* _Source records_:
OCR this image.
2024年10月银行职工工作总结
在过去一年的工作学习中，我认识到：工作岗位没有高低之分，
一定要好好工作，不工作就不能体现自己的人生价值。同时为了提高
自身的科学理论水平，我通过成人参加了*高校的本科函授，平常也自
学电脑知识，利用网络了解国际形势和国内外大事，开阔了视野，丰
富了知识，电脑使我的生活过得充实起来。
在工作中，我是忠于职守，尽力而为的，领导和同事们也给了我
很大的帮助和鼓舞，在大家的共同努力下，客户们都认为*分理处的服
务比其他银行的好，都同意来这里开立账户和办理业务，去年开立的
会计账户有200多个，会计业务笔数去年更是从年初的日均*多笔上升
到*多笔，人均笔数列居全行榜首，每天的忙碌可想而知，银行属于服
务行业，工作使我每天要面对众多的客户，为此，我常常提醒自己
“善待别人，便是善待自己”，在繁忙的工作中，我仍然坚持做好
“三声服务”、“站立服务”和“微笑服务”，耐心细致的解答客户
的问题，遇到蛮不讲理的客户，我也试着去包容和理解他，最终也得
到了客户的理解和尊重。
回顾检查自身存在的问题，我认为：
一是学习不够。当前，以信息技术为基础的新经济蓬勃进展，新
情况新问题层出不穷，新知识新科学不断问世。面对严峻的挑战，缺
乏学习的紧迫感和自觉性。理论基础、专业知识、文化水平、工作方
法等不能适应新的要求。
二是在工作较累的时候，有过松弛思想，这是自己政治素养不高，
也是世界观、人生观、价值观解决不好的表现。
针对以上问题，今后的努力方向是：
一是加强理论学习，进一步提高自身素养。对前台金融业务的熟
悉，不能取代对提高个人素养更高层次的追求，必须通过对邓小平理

* _Task to carry out_: Would you copy out each line exactly as written?

* _Solution_:
OCR this image.
2024年10月银行职工工作总结
在过去一年的工作学习中，我认识到：工作岗位没有高低之分，
一定要好好工作，不工作就不能体现自己的人生价值。同时为了提高
自身的科学理论水平，我通过成人参加了*高校的本科函授，平常也自
学电脑知识，利用网络了解国际形势和国内外大事，开阔了视野，丰
富了知识，电脑使我的生活过得充实起来。
在工作中，我是忠于职守，尽力而为的，领导和同事们也给了我
很大的帮助和鼓舞，在大家的共同努力下，客户们都认为*分理处的服
务比其他银行的好，都同意来这里开立账户和办理业务，去年开立的
会计账户有200多个，会计业务笔数去年更是从年初的日均*多笔上升
到*多笔，人均笔数列居全行榜首，每天的忙碌可想而知，银行属于服
务行业，工作使我每天要面对众多的客户，为此，我常常提醒自己
“善待别人，便是善待自己”，在繁忙的工作中，我仍然坚持做好
“三声服务”、“站立服务”和“微笑服务”，耐心细致的解答客户
的问题，遇到蛮不讲理的客户，我也试着去包容和理解他，最终也得
到了客户的理解和尊重。
回顾检查自身存在的问题，我认为：
一是学习不够。当前，以信息技术为基础的新经济蓬勃进展，新
情况新问题层出不穷，新知识新科学不断问世。面对严峻的挑战，缺
乏学习的紧迫感和自觉性。理论基础、专业知识、文化水平、工作方
法等不能适应新的要求。
二是在工作较累的时候，有过松弛思想，这是自己政治素养不高，
也是世界观、人生观、价值观解决不好的表现。
针对以上问题，今后的努力方向是：
一是加强理论学习，进一步提高自身素养。对前台金融业务的熟
悉，不能取代对提高个人素养更高层次的追求，必须通过对邓小平理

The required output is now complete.